◆ Aim of the exercise ◆
Reproduce each of the lines word for word.

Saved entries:
## Begin

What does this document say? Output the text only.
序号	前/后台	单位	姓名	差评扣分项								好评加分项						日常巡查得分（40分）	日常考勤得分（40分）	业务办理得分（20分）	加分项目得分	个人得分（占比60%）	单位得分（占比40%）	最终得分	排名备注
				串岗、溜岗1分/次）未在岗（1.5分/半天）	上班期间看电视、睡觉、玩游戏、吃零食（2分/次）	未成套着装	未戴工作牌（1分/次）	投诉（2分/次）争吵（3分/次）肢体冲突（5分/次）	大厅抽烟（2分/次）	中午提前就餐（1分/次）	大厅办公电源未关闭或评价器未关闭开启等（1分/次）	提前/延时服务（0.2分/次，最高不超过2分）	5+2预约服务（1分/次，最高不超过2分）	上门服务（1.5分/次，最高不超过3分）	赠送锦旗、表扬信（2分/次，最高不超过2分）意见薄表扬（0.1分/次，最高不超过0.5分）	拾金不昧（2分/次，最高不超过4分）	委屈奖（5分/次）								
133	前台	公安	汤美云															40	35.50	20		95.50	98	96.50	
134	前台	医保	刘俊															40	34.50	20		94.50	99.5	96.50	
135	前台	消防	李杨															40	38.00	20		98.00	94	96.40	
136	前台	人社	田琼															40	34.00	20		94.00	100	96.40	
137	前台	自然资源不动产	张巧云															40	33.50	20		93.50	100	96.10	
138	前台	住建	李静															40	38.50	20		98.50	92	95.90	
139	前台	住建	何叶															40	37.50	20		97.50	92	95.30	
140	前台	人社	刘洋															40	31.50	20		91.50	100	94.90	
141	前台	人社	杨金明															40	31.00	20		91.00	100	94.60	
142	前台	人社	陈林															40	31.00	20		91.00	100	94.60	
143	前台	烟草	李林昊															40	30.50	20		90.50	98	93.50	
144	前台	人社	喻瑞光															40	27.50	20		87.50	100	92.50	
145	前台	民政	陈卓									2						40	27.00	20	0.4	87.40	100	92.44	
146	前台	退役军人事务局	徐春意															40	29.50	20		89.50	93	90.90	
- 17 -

## End

◆ Output for this task ◆
What does this document say? Output the text only.
序号	前/后台	单位	姓名	差评扣分项								好评加分项						日常巡查得分（40分）	日常考勤得分（40分）	业务办理得分（20分）	加分项目得分	个人得分（占比60%）	单位得分（占比40%）	最终得分	排名备注
				串岗、溜岗1分/次）未在岗（1.5分/半天）	上班期间看电视、睡觉、玩游戏、吃零食（2分/次）	未成套着装	未戴工作牌（1分/次）	投诉（2分/次）争吵（3分/次）肢体冲突（5分/次）	大厅抽烟（2分/次）	中午提前就餐（1分/次）	大厅办公电源未关闭或评价器未关闭开启等（1分/次）	提前/延时服务（0.2分/次，最高不超过2分）	5+2预约服务（1分/次，最高不超过2分）	上门服务（1.5分/次，最高不超过3分）	赠送锦旗、表扬信（2分/次，最高不超过2分）意见薄表扬（0.1分/次，最高不超过0.5分）	拾金不昧（2分/次，最高不超过4分）	委屈奖（5分/次）								
133	前台	公安	汤美云															40	35.50	20		95.50	98	96.50	
134	前台	医保	刘俊															40	34.50	20		94.50	99.5	96.50	
135	前台	消防	李杨															40	38.00	20		98.00	94	96.40	
136	前台	人社	田琼															40	34.00	20		94.00	100	96.40	
137	前台	自然资源不动产	张巧云															40	33.50	20		93.50	100	96.10	
138	前台	住建	李静															40	38.50	20		98.50	92	95.90	
139	前台	住建	何叶															40	37.50	20		97.50	92	95.30	
140	前台	人社	刘洋															40	31.50	20		91.50	100	94.90	
141	前台	人社	杨金明															40	31.00	20		91.00	100	94.60	
142	前台	人社	陈林															40	31.00	20		91.00	100	94.60	
143	前台	烟草	李林昊															40	30.50	20		90.50	98	93.50	
144	前台	人社	喻瑞光															40	27.50	20		87.50	100	92.50	
145	前台	民政	陈卓									2						40	27.00	20	0.4	87.40	100	92.44	
146	前台	退役军人事务局	徐春意															40	29.50	20		89.50	93	90.90	
- 17 -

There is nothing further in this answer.